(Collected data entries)
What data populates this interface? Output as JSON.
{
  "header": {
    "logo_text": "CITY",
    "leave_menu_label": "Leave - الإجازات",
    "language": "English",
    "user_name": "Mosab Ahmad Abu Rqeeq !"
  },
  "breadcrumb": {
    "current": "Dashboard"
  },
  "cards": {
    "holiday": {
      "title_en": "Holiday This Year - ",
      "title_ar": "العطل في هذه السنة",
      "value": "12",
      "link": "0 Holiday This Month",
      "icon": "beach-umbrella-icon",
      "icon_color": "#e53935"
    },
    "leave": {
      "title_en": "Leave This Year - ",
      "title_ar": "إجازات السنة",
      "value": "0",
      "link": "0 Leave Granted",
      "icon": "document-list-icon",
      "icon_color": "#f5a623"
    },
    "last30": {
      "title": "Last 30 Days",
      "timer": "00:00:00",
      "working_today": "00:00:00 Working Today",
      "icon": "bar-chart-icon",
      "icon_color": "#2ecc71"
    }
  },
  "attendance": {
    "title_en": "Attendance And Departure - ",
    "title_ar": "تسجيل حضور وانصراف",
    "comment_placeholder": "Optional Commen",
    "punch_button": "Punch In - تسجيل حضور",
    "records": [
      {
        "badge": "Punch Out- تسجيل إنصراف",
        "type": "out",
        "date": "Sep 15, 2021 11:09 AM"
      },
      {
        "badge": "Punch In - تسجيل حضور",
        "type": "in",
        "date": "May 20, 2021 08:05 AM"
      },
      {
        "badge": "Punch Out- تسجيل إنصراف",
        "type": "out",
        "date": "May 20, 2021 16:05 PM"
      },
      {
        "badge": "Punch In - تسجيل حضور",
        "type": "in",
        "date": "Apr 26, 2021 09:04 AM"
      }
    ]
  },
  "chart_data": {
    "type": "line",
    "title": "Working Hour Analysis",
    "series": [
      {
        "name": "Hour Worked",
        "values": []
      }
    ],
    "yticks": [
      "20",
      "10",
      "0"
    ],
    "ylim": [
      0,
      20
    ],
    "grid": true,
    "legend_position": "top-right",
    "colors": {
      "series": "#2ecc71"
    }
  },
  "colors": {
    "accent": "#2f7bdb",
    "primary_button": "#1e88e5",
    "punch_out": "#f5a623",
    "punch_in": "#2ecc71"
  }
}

* [STATED GOAL]: Every entry must be output again, exactly as written above.

* [RESPONSE TO THIS TASK]:
What data populates this interface? Output as JSON.
{
  "header": {
    "logo_text": "CITY",
    "leave_menu_label": "Leave - الإجازات",
    "language": "English",
    "user_name": "Mosab Ahmad Abu Rqeeq !"
  },
  "breadcrumb": {
    "current": "Dashboard"
  },
  "cards": {
    "holiday": {
      "title_en": "Holiday This Year - ",
      "title_ar": "العطل في هذه السنة",
      "value": "12",
      "link": "0 Holiday This Month",
      "icon": "beach-umbrella-icon",
      "icon_color": "#e53935"
    },
    "leave": {
      "title_en": "Leave This Year - ",
      "title_ar": "إجازات السنة",
      "value": "0",
      "link": "0 Leave Granted",
      "icon": "document-list-icon",
      "icon_color": "#f5a623"
    },
    "last30": {
      "title": "Last 30 Days",
      "timer": "00:00:00",
      "working_today": "00:00:00 Working Today",
      "icon": "bar-chart-icon",
      "icon_color": "#2ecc71"
    }
  },
  "attendance": {
    "title_en": "Attendance And Departure - ",
    "title_ar": "تسجيل حضور وانصراف",
    "comment_placeholder": "Optional Commen",
    "punch_button": "Punch In - تسجيل حضور",
    "records": [
      {
        "badge": "Punch Out- تسجيل إنصراف",
        "type": "out",
        "date": "Sep 15, 2021 11:09 AM"
      },
      {
        "badge": "Punch In - تسجيل حضور",
        "type": "in",
        "date": "May 20, 2021 08:05 AM"
      },
      {
        "badge": "Punch Out- تسجيل إنصراف",
        "type": "out",
        "date": "May 20, 2021 16:05 PM"
      },
      {
        "badge": "Punch In - تسجيل حضور",
        "type": "in",
        "date": "Apr 26, 2021 09:04 AM"
      }
    ]
  },
  "chart_data": {
    "type": "line",
    "title": "Working Hour Analysis",
    "series": [
      {
        "name": "Hour Worked",
        "values": []
      }
    ],
    "yticks": [
      "20",
      "10",
      "0"
    ],
    "ylim": [
      0,
      20
    ],
    "grid": true,
    "legend_position": "top-right",
    "colors": {
      "series": "#2ecc71"
    }
  },
  "colors": {
    "accent": "#2f7bdb",
    "primary_button": "#1e88e5",
    "punch_out": "#f5a623",
    "punch_in": "#2ecc71"
  }
}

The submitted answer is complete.